**Set task:**
Copy each line holding the string "Flights".

[Figure contents as structured data]
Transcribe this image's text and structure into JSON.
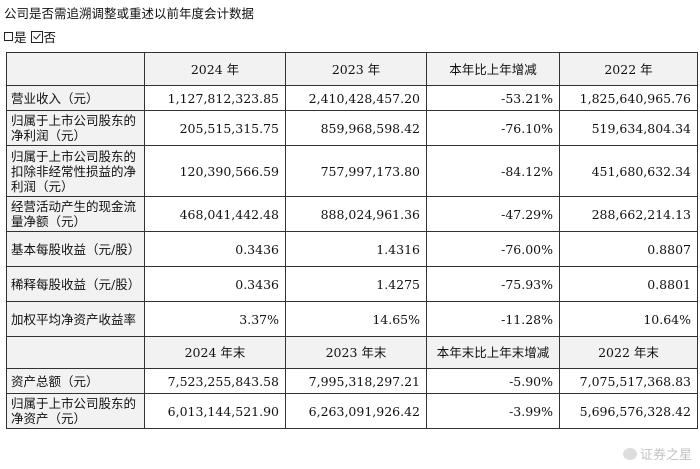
{
  "heading": "公司是否需追溯调整或重述以前年度会计数据",
  "options": {
    "yes": "是",
    "no": "否"
  },
  "header1": [
    "",
    "2024 年",
    "2023 年",
    "本年比上年增减",
    "2022 年"
  ],
  "header2": [
    "",
    "2024 年末",
    "2023 年末",
    "本年末比上年末增减",
    "2022 年末"
  ],
  "rows1": [
    {
      "label": "营业收入（元）",
      "values": [
        "1,127,812,323.85",
        "2,410,428,457.20",
        "-53.21%",
        "1,825,640,965.76"
      ]
    },
    {
      "label": "归属于上市公司股东的净利润（元）",
      "values": [
        "205,515,315.75",
        "859,968,598.42",
        "-76.10%",
        "519,634,804.34"
      ]
    },
    {
      "label": "归属于上市公司股东的扣除非经常性损益的净利润（元）",
      "values": [
        "120,390,566.59",
        "757,997,173.80",
        "-84.12%",
        "451,680,632.34"
      ]
    },
    {
      "label": "经营活动产生的现金流量净额（元）",
      "values": [
        "468,041,442.48",
        "888,024,961.36",
        "-47.29%",
        "288,662,214.13"
      ]
    },
    {
      "label": "基本每股收益（元/股）",
      "values": [
        "0.3436",
        "1.4316",
        "-76.00%",
        "0.8807"
      ]
    },
    {
      "label": "稀释每股收益（元/股）",
      "values": [
        "0.3436",
        "1.4275",
        "-75.93%",
        "0.8801"
      ]
    },
    {
      "label": "加权平均净资产收益率",
      "values": [
        "3.37%",
        "14.65%",
        "-11.28%",
        "10.64%"
      ]
    }
  ],
  "rows2": [
    {
      "label": "资产总额（元）",
      "values": [
        "7,523,255,843.58",
        "7,995,318,297.21",
        "-5.90%",
        "7,075,517,368.83"
      ]
    },
    {
      "label": "归属于上市公司股东的净资产（元）",
      "values": [
        "6,013,144,521.90",
        "6,263,091,926.42",
        "-3.99%",
        "5,696,576,328.42"
      ]
    }
  ],
  "watermark": "证券之星"
}
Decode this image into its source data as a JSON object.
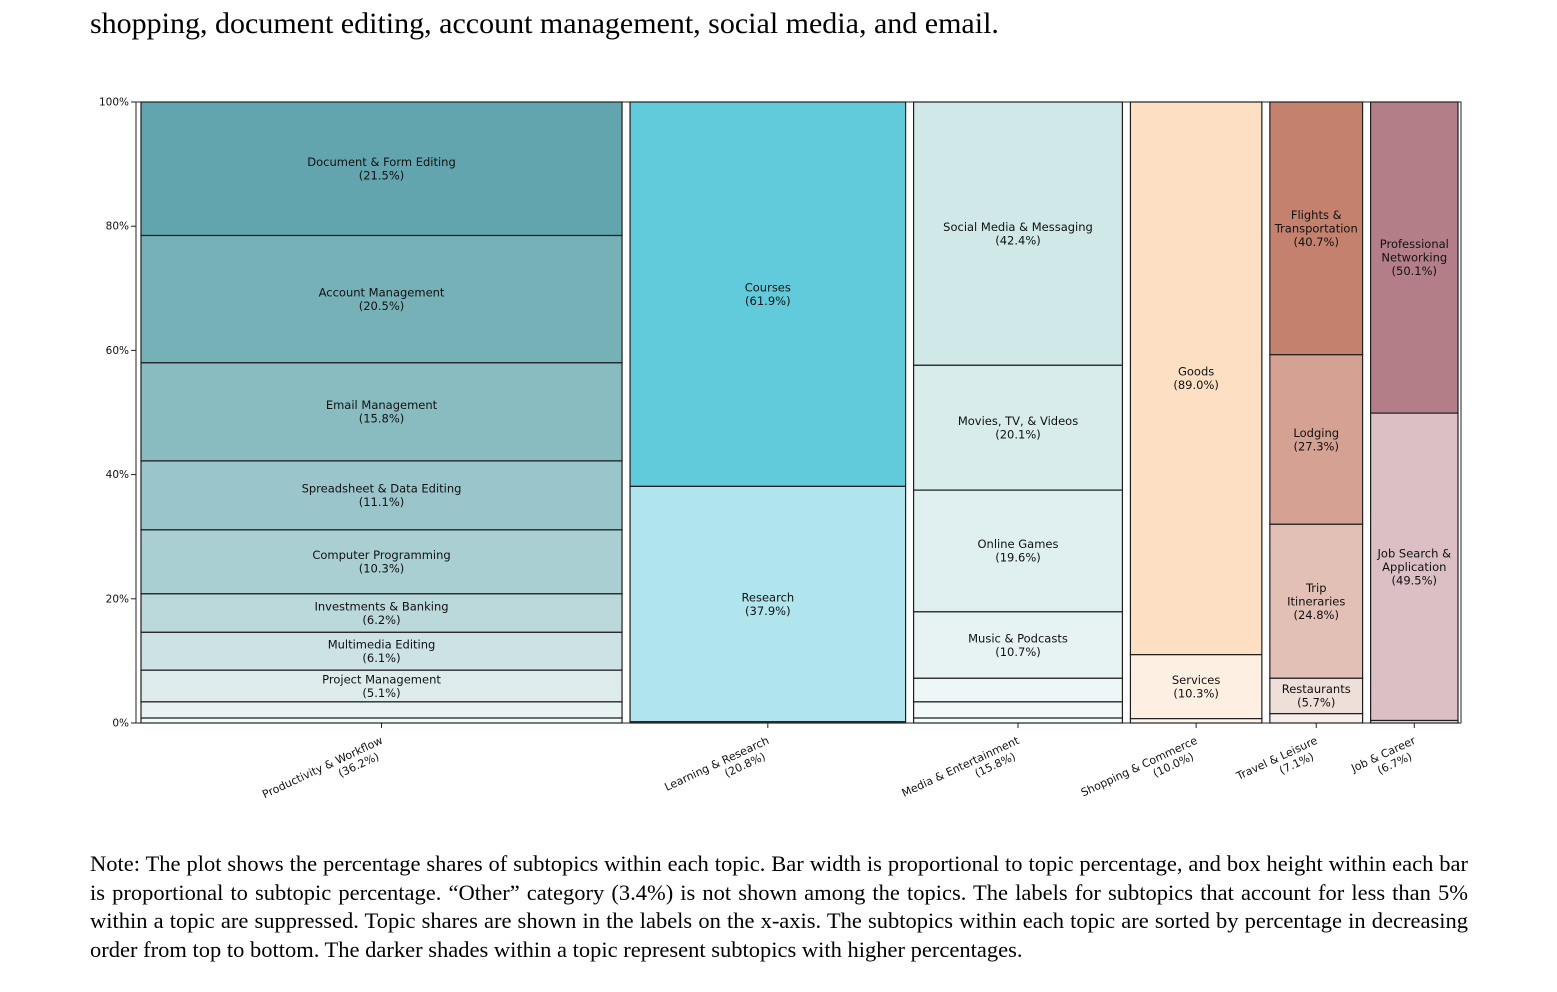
{
  "intro_text": "shopping, document editing, account management, social media, and email.",
  "note_text": "Note: The plot shows the percentage shares of subtopics within each topic. Bar width is proportional to topic percentage, and box height within each bar is proportional to subtopic percentage. “Other” category (3.4%) is not shown among the topics. The labels for subtopics that account for less than 5% within a topic are suppressed. Topic shares are shown in the labels on the x-axis. The subtopics within each topic are sorted by percentage in decreasing order from top to bottom. The darker shades within a topic represent subtopics with higher percentages.",
  "chart_data": {
    "type": "mosaic (marimekko stacked bar)",
    "y_axis": {
      "range": [
        0,
        100
      ],
      "unit": "%",
      "ticks": [
        "0%",
        "20%",
        "40%",
        "60%",
        "80%",
        "100%"
      ]
    },
    "topics": [
      {
        "name": "Productivity & Workflow",
        "share_label": "(36.2%)",
        "share": 36.2,
        "color": "#5fa3ad",
        "subtopics": [
          {
            "name": "Document & Form Editing",
            "pct": 21.5,
            "pct_label": "(21.5%)",
            "color": "#62a5ae"
          },
          {
            "name": "Account Management",
            "pct": 20.5,
            "pct_label": "(20.5%)",
            "color": "#76b1b8"
          },
          {
            "name": "Email Management",
            "pct": 15.8,
            "pct_label": "(15.8%)",
            "color": "#89bcc1"
          },
          {
            "name": "Spreadsheet & Data Editing",
            "pct": 11.1,
            "pct_label": "(11.1%)",
            "color": "#9ac5ca"
          },
          {
            "name": "Computer Programming",
            "pct": 10.3,
            "pct_label": "(10.3%)",
            "color": "#aacfd3"
          },
          {
            "name": "Investments & Banking",
            "pct": 6.2,
            "pct_label": "(6.2%)",
            "color": "#bbd8db"
          },
          {
            "name": "Multimedia Editing",
            "pct": 6.1,
            "pct_label": "(6.1%)",
            "color": "#cde2e5"
          },
          {
            "name": "Project Management",
            "pct": 5.1,
            "pct_label": "(5.1%)",
            "color": "#ddebed"
          },
          {
            "name": "",
            "pct": 2.6,
            "pct_label": "",
            "color": "#e9f2f3"
          },
          {
            "name": "",
            "pct": 0.8,
            "pct_label": "",
            "color": "#f3f8f9"
          }
        ]
      },
      {
        "name": "Learning & Research",
        "share_label": "(20.8%)",
        "share": 20.8,
        "color": "#62cbdb",
        "subtopics": [
          {
            "name": "Courses",
            "pct": 61.9,
            "pct_label": "(61.9%)",
            "color": "#62cbdb"
          },
          {
            "name": "Research",
            "pct": 37.9,
            "pct_label": "(37.9%)",
            "color": "#b1e5ed"
          },
          {
            "name": "",
            "pct": 0.2,
            "pct_label": "",
            "color": "#e3f6f9"
          }
        ]
      },
      {
        "name": "Media & Entertainment",
        "share_label": "(15.8%)",
        "share": 15.8,
        "color": "#d0e8e8",
        "subtopics": [
          {
            "name": "Social Media & Messaging",
            "pct": 42.4,
            "pct_label": "(42.4%)",
            "color": "#d0e8e8"
          },
          {
            "name": "Movies, TV, & Videos",
            "pct": 20.1,
            "pct_label": "(20.1%)",
            "color": "#d8ecec"
          },
          {
            "name": "Online Games",
            "pct": 19.6,
            "pct_label": "(19.6%)",
            "color": "#e0f0f0"
          },
          {
            "name": "Music & Podcasts",
            "pct": 10.7,
            "pct_label": "(10.7%)",
            "color": "#e7f3f3"
          },
          {
            "name": "",
            "pct": 3.8,
            "pct_label": "",
            "color": "#eef7f7"
          },
          {
            "name": "",
            "pct": 2.6,
            "pct_label": "",
            "color": "#f2f9f9"
          },
          {
            "name": "",
            "pct": 0.8,
            "pct_label": "",
            "color": "#f6fbfb"
          }
        ]
      },
      {
        "name": "Shopping & Commerce",
        "share_label": "(10.0%)",
        "share": 10.0,
        "color": "#fddfc4",
        "subtopics": [
          {
            "name": "Goods",
            "pct": 89.0,
            "pct_label": "(89.0%)",
            "color": "#fddfc4"
          },
          {
            "name": "Services",
            "pct": 10.3,
            "pct_label": "(10.3%)",
            "color": "#feefe3"
          },
          {
            "name": "",
            "pct": 0.7,
            "pct_label": "",
            "color": "#fff6ef"
          }
        ]
      },
      {
        "name": "Travel & Leisure",
        "share_label": "(7.1%)",
        "share": 7.1,
        "color": "#c4826e",
        "subtopics": [
          {
            "name": "Flights & Transportation",
            "pct": 40.7,
            "pct_label": "(40.7%)",
            "color": "#c4826e",
            "lines": [
              "Flights &",
              "Transportation"
            ]
          },
          {
            "name": "Lodging",
            "pct": 27.3,
            "pct_label": "(27.3%)",
            "color": "#d4a193"
          },
          {
            "name": "Trip Itineraries",
            "pct": 24.8,
            "pct_label": "(24.8%)",
            "color": "#e2c0b6",
            "lines": [
              "Trip",
              "Itineraries"
            ]
          },
          {
            "name": "Restaurants",
            "pct": 5.7,
            "pct_label": "(5.7%)",
            "color": "#efdfd9"
          },
          {
            "name": "",
            "pct": 1.5,
            "pct_label": "",
            "color": "#f8efec"
          }
        ]
      },
      {
        "name": "Job & Career",
        "share_label": "(6.7%)",
        "share": 6.7,
        "color": "#b47e89",
        "subtopics": [
          {
            "name": "Professional Networking",
            "pct": 50.1,
            "pct_label": "(50.1%)",
            "color": "#b47e89",
            "lines": [
              "Professional",
              "Networking"
            ]
          },
          {
            "name": "Job Search & Application",
            "pct": 49.5,
            "pct_label": "(49.5%)",
            "color": "#dbbfc5",
            "lines": [
              "Job Search &",
              "Application"
            ]
          },
          {
            "name": "",
            "pct": 0.4,
            "pct_label": "",
            "color": "#efe2e5"
          }
        ]
      }
    ]
  }
}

**Output for this exercise:**
            "name": "Flights & Transportation",
              "Flights &",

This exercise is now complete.